## YOUR OBJECTIVE:
Each entry below is to be written out exactly, and the pictures are to be left out.

## RECORDS FOR PROCESSING:
◆ ◆ ◆ ◆

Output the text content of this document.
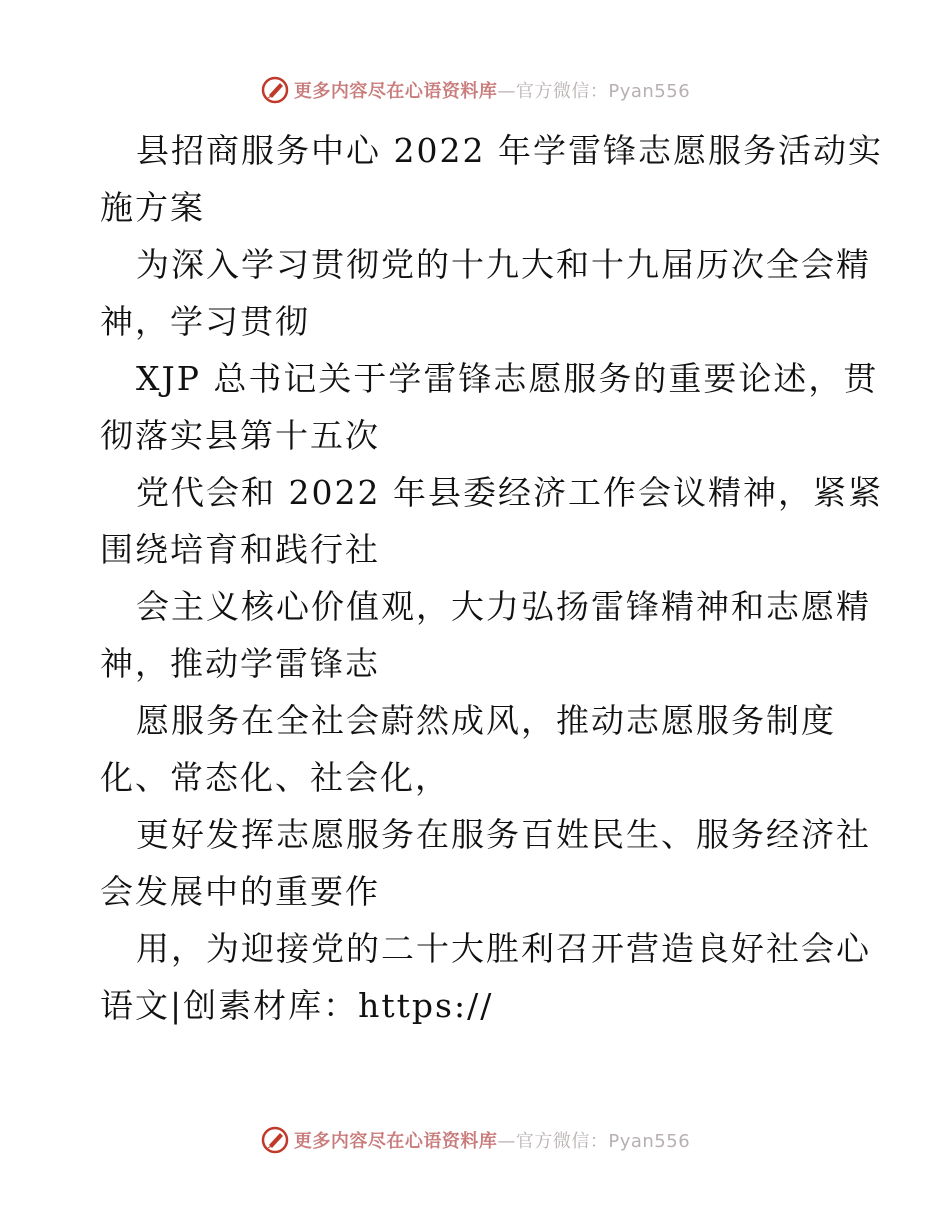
更多内容尽在心语资料库—官方微信：Pyan556
县招商服务中心 2022 年学雷锋志愿服务活动实
施方案
为深入学习贯彻党的十九大和十九届历次全会精
神，学习贯彻
XJP 总书记关于学雷锋志愿服务的重要论述，贯
彻落实县第十五次
党代会和 2022 年县委经济工作会议精神，紧紧
围绕培育和践行社
会主义核心价值观，大力弘扬雷锋精神和志愿精
神，推动学雷锋志
愿服务在全社会蔚然成风，推动志愿服务制度
化、常态化、社会化，
更好发挥志愿服务在服务百姓民生、服务经济社
会发展中的重要作
用，为迎接党的二十大胜利召开营造良好社会心
语文|创素材库：https://
更多内容尽在心语资料库—官方微信：Pyan556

◆ ◆ ◆ ◆

## TASK RESPONSE:
Output the text content of this document.
更多内容尽在心语资料库—官方微信：Pyan556
县招商服务中心 2022 年学雷锋志愿服务活动实
施方案
为深入学习贯彻党的十九大和十九届历次全会精
神，学习贯彻
XJP 总书记关于学雷锋志愿服务的重要论述，贯
彻落实县第十五次
党代会和 2022 年县委经济工作会议精神，紧紧
围绕培育和践行社
会主义核心价值观，大力弘扬雷锋精神和志愿精
神，推动学雷锋志
愿服务在全社会蔚然成风，推动志愿服务制度
化、常态化、社会化，
更好发挥志愿服务在服务百姓民生、服务经济社
会发展中的重要作
用，为迎接党的二十大胜利召开营造良好社会心
语文|创素材库：https://
更多内容尽在心语资料库—官方微信：Pyan556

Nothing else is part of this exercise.